Saved entries:

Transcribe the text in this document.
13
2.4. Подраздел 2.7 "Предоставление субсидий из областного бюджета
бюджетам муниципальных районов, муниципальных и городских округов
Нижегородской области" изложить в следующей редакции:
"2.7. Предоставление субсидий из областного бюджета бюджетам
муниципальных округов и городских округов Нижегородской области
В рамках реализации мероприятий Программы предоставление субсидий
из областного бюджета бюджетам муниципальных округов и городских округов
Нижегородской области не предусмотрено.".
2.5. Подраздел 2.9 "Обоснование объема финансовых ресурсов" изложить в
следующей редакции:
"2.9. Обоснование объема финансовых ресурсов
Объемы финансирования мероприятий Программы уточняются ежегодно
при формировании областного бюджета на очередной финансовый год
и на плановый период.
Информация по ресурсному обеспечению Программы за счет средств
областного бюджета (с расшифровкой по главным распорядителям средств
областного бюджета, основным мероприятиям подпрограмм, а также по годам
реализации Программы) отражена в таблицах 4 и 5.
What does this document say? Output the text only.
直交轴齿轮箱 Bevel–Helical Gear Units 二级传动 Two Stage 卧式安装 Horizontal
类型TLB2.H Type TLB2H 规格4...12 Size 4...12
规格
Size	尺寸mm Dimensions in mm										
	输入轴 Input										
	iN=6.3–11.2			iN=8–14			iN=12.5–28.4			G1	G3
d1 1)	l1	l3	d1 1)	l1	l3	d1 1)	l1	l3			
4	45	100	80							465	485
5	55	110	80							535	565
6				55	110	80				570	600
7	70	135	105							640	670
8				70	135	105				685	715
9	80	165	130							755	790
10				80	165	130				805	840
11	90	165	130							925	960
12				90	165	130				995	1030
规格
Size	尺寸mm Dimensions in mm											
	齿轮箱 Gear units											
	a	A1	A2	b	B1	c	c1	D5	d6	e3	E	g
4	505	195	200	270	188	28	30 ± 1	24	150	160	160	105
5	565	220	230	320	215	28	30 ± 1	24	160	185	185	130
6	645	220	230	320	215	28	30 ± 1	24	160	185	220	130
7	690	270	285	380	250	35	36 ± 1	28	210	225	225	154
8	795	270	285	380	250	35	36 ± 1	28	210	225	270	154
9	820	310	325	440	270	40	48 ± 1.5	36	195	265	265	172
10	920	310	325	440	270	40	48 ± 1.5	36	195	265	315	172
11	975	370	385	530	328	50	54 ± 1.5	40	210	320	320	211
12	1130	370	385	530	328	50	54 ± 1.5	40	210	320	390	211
==
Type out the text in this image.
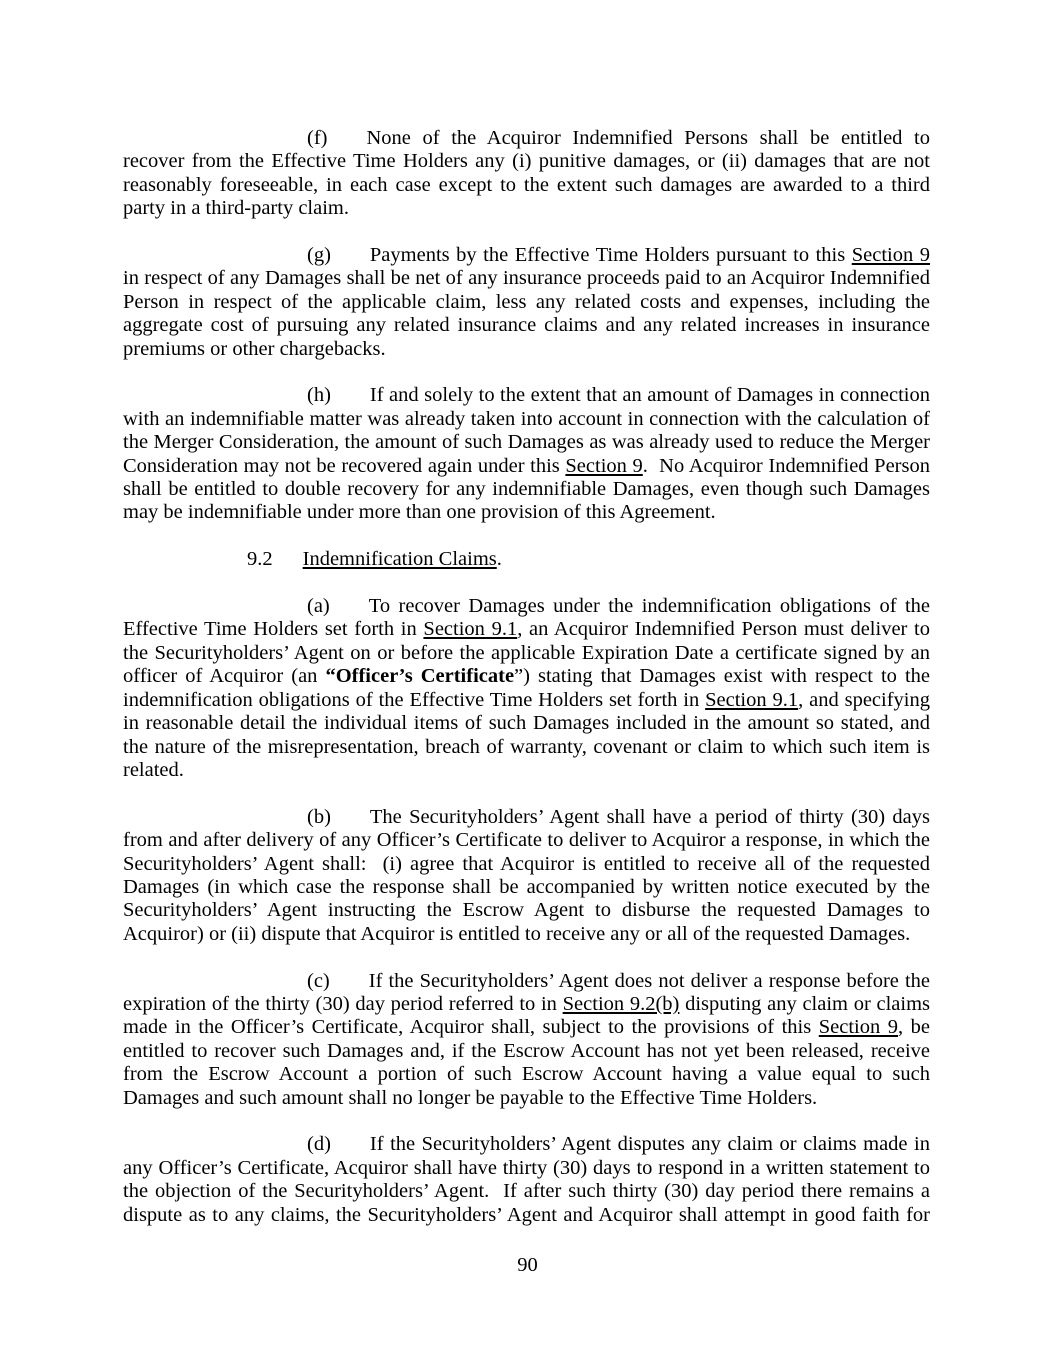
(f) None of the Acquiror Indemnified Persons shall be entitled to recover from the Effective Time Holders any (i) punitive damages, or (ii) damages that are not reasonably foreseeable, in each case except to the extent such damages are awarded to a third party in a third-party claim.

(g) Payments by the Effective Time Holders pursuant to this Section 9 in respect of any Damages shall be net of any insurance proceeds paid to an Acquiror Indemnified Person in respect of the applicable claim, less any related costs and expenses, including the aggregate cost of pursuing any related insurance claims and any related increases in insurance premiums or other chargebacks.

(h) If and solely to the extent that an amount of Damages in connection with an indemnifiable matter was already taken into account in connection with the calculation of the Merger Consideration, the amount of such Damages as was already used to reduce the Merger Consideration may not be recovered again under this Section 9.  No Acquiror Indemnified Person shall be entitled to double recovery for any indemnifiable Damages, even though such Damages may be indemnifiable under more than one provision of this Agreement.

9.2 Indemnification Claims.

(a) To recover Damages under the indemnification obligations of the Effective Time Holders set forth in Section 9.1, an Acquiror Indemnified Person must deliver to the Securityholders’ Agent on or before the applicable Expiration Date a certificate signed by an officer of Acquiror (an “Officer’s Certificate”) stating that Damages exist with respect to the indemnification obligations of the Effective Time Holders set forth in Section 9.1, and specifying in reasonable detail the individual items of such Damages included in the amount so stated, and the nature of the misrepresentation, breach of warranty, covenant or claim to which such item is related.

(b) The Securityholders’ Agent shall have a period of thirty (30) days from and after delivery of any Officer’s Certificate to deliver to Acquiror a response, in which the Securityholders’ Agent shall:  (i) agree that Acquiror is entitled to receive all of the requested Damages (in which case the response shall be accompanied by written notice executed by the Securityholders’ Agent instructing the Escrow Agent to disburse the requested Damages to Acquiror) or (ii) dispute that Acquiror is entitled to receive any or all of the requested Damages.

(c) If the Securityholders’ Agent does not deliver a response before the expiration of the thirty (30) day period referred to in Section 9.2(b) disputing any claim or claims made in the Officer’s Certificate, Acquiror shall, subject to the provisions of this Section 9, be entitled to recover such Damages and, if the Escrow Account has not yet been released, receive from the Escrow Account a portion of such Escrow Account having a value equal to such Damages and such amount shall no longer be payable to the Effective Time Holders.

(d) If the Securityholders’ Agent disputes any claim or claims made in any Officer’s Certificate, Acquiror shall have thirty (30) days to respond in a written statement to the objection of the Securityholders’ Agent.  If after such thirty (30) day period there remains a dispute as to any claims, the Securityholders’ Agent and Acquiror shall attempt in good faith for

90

Exercise | Report back each line of the entries that holds the string "Agent".

Output below |
(a) To recover Damages under the indemnification obligations of the Effective Time Holders set forth in Section 9.1, an Acquiror Indemnified Person must deliver to the Securityholders’ Agent on or before the applicable Expiration Date a certificate signed by an officer of Acquiror (an “Officer’s Certificate”) stating that Damages exist with respect to the indemnification obligations of the Effective Time Holders set forth in Section 9.1, and specifying in reasonable detail the individual items of such Damages included in the amount so stated, and the nature of the misrepresentation, breach of warranty, covenant or claim to which such item is related.
(b) The Securityholders’ Agent shall have a period of thirty (30) days from and after delivery of any Officer’s Certificate to deliver to Acquiror a response, in which the Securityholders’ Agent shall:  (i) agree that Acquiror is entitled to receive all of the requested Damages (in which case the response shall be accompanied by written notice executed by the Securityholders’ Agent instructing the Escrow Agent to disburse the requested Damages to Acquiror) or (ii) dispute that Acquiror is entitled to receive any or all of the requested Damages.
(c) If the Securityholders’ Agent does not deliver a response before the expiration of the thirty (30) day period referred to in Section 9.2(b) disputing any claim or claims made in the Officer’s Certificate, Acquiror shall, subject to the provisions of this Section 9, be entitled to recover such Damages and, if the Escrow Account has not yet been released, receive from the Escrow Account a portion of such Escrow Account having a value equal to such Damages and such amount shall no longer be payable to the Effective Time Holders.
(d) If the Securityholders’ Agent disputes any claim or claims made in any Officer’s Certificate, Acquiror shall have thirty (30) days to respond in a written statement to the objection of the Securityholders’ Agent.  If after such thirty (30) day period there remains a dispute as to any claims, the Securityholders’ Agent and Acquiror shall attempt in good faith for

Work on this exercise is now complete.